Scan the entries below. List each line with "JSON".

(Figure content listings)
....................

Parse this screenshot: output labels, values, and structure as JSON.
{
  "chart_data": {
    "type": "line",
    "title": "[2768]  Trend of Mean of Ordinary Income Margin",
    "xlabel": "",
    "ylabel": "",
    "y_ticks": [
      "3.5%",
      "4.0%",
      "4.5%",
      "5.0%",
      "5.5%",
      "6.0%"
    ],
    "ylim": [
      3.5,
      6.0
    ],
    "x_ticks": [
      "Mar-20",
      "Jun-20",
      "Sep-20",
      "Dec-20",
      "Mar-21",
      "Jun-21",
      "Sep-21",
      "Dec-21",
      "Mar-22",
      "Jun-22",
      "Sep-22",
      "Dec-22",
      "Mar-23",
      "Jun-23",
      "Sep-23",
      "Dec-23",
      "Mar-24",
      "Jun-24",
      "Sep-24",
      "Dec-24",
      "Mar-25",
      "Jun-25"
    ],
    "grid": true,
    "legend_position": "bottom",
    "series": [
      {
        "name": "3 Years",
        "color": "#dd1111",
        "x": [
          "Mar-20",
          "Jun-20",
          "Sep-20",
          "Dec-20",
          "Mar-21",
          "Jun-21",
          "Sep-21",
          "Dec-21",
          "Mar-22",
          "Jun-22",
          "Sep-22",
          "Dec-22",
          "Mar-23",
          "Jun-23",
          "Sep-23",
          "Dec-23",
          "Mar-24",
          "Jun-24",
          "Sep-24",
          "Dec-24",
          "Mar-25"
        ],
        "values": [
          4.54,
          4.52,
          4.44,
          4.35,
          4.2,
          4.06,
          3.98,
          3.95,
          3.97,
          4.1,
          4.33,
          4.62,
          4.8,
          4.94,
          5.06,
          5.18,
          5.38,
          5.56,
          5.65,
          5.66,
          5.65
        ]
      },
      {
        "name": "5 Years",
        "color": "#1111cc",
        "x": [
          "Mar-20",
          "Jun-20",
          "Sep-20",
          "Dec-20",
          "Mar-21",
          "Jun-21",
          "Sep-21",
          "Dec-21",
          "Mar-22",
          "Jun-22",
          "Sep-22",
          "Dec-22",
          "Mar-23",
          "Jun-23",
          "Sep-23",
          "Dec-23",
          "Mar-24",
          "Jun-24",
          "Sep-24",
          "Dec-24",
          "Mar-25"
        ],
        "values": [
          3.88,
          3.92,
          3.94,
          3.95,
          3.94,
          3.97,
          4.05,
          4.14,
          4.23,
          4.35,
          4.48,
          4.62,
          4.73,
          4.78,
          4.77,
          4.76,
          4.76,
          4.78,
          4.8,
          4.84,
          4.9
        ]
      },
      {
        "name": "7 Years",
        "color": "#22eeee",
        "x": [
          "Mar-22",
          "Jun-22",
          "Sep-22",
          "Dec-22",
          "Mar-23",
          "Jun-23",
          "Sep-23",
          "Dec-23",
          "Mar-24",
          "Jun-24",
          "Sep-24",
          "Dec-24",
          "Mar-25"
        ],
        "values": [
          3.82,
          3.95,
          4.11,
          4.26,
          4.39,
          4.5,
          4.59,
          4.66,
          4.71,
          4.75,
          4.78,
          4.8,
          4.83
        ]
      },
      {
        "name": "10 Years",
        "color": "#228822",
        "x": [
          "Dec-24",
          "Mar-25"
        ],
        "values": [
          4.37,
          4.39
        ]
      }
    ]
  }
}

....................

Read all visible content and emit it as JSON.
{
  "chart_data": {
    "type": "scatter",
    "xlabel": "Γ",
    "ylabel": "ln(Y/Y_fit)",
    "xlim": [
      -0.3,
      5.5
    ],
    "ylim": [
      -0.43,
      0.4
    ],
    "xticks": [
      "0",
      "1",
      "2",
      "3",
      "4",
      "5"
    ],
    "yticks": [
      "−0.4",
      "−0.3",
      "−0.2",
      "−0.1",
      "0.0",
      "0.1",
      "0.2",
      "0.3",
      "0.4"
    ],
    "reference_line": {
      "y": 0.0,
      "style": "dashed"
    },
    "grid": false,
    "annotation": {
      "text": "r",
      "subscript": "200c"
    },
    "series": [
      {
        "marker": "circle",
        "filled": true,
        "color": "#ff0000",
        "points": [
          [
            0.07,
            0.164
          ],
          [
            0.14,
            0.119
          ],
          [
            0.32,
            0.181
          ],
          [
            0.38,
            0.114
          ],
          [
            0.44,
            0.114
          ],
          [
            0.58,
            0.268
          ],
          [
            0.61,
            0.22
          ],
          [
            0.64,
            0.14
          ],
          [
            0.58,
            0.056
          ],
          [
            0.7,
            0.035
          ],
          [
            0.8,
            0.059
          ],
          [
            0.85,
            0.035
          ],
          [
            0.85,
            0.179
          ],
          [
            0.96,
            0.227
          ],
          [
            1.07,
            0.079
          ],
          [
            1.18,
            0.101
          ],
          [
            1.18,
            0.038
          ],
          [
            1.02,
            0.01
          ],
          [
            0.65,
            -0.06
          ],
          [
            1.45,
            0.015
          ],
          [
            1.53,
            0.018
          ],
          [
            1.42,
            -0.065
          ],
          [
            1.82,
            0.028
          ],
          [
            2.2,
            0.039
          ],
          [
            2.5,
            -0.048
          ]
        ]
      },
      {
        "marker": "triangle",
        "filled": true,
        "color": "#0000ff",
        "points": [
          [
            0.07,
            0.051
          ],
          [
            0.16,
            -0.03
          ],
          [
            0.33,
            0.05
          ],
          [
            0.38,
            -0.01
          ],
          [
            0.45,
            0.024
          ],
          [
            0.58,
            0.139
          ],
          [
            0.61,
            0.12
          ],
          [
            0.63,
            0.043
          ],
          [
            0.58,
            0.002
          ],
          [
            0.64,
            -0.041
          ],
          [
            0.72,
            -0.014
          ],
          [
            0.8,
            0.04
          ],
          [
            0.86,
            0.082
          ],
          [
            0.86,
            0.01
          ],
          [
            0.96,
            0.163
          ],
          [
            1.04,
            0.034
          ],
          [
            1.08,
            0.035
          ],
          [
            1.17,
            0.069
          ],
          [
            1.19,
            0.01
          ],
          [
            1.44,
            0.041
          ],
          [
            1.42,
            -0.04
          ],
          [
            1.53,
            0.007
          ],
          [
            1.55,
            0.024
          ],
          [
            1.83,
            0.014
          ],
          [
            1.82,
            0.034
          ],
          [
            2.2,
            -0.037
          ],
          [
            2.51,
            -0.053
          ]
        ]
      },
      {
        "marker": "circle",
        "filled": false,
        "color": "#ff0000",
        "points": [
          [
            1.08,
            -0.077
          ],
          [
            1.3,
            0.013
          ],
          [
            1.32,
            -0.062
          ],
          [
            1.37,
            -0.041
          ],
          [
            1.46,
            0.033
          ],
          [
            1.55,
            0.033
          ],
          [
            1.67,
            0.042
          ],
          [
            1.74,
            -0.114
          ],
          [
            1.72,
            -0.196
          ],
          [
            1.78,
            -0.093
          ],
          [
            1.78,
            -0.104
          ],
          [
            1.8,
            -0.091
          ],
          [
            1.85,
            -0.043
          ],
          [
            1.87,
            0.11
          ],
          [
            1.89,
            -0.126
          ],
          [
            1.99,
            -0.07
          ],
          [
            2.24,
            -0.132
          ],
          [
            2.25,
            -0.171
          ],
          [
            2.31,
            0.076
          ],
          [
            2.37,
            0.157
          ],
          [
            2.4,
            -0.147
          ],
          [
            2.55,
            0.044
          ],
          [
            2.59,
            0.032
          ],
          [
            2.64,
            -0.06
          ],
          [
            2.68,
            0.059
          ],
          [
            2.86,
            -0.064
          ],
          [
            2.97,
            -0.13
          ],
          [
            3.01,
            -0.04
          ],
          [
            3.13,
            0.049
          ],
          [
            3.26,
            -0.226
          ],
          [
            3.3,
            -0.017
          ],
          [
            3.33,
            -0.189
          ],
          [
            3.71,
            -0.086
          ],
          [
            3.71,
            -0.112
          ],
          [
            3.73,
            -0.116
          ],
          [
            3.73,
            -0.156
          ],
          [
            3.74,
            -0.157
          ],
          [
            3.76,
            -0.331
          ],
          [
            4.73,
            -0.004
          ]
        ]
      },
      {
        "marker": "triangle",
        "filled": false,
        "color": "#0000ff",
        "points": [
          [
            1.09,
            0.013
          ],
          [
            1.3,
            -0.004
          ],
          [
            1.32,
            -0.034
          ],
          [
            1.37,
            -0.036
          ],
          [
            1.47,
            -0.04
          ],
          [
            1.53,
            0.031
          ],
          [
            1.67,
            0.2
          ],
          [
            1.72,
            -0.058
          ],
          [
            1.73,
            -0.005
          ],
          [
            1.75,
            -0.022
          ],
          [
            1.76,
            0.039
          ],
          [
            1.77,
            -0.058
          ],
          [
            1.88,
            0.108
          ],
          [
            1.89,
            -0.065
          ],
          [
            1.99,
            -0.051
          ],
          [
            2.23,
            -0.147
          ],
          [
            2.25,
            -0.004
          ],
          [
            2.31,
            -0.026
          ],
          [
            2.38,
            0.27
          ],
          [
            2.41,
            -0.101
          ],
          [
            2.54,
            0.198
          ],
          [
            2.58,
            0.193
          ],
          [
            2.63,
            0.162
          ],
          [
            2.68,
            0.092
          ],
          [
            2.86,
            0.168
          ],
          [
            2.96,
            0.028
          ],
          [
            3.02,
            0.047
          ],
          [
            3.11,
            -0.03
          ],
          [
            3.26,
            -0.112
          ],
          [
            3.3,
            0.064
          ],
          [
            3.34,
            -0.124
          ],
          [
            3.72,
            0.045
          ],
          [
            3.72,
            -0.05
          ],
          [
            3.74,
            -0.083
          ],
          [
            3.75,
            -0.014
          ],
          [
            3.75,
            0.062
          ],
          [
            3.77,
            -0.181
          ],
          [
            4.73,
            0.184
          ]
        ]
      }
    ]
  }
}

....................

RESULT FOR THIS TASK
Parse this screenshot: output labels, values, and structure as JSON.
Read all visible content and emit it as JSON.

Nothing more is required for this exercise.